--- What is required ---
Below are records to repeat exactly. Omit the pictures from the copy.
─── Data excerpts ───
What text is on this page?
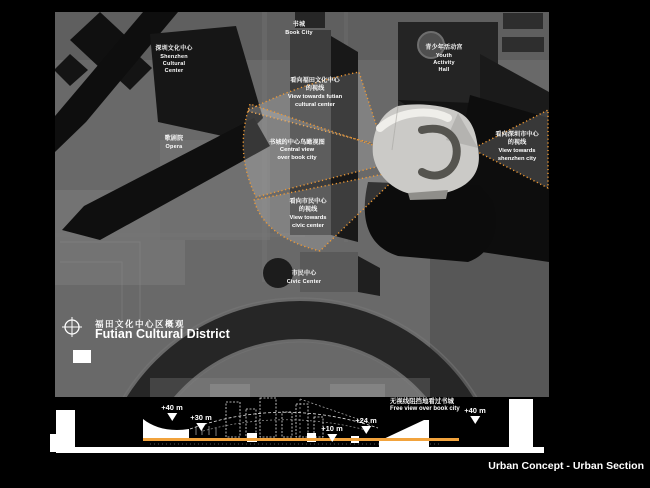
深圳文化中心
Shenzhen
Cultural
Center
书城
Book City
青少年活动宫
Youth
Activity
Hall
歌剧院
Opera
市民中心
Civic Center
看向福田文化中心
的视线
View towards futian
cultural center
书城的中心鸟瞰视图
Central view
over book city
看向市民中心
的视线
View towards
civic center
看向深圳市中心
的视线
View towards
shenzhen city
福田文化中心区概观
Futian Cultural District
+40 m
+30 m
+10 m
+24 m
+40 m
无视线阻挡地看过书城
Free view over book city
Urban Concept - Urban Section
───
--- Completed exercise ---
What text is on this page?
深圳文化中心
Shenzhen
Cultural
Center
书城
Book City
青少年活动宫
Youth
Activity
Hall
歌剧院
Opera
市民中心
Civic Center
看向福田文化中心
的视线
View towards futian
cultural center
书城的中心鸟瞰视图
Central view
over book city
看向市民中心
的视线
View towards
civic center
看向深圳市中心
的视线
View towards
shenzhen city
福田文化中心区概观
Futian Cultural District
+40 m
+30 m
+10 m
+24 m
+40 m
无视线阻挡地看过书城
Free view over book city
Urban Concept - Urban Section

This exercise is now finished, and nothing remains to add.